##### SOURCE RECORDS #####

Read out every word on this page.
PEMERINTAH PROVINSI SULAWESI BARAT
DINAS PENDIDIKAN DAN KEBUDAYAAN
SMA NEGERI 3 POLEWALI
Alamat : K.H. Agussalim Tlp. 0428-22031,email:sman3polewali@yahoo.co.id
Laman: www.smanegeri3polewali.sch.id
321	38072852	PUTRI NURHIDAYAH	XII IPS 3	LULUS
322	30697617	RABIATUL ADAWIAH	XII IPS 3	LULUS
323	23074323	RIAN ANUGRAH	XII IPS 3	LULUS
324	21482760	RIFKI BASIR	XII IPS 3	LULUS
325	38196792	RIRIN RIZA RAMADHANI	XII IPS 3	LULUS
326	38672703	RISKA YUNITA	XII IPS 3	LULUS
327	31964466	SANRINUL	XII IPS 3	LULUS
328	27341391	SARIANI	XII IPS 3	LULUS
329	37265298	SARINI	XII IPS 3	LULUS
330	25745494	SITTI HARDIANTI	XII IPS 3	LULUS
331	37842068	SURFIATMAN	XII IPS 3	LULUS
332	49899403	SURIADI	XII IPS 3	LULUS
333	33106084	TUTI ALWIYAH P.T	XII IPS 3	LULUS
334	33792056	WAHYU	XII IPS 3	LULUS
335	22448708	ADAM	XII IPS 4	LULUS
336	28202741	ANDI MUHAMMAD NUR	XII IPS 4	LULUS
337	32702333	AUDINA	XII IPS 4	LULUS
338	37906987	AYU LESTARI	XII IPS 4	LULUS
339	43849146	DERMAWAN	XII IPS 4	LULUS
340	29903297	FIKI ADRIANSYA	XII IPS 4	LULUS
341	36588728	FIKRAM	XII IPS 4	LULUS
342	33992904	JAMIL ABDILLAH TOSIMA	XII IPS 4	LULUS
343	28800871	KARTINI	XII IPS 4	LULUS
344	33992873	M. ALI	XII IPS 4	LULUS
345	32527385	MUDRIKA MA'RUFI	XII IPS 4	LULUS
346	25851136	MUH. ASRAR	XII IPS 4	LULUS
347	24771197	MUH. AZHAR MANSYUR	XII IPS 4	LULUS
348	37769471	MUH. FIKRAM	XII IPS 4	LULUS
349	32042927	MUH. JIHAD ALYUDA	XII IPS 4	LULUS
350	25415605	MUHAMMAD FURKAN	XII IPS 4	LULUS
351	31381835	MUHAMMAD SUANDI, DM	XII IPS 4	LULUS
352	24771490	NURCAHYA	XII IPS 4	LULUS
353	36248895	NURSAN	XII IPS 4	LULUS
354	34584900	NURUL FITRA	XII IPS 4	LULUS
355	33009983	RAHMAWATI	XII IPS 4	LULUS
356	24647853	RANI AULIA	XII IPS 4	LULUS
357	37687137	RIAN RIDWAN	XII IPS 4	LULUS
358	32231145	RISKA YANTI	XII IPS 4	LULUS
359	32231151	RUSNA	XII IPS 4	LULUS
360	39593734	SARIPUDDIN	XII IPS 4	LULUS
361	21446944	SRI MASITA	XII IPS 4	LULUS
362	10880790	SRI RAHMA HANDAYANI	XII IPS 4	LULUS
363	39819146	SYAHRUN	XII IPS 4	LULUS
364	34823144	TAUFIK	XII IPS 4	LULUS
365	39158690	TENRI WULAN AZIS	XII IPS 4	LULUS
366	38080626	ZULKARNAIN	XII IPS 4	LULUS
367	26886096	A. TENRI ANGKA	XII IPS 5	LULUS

#####

AIM
Select every line in the records above that contains the word "TENRI".

SOLUTION TO THIS PROBLEM
365	39158690	TENRI WULAN AZIS	XII IPS 4	LULUS
367	26886096	A. TENRI ANGKA	XII IPS 5	LULUS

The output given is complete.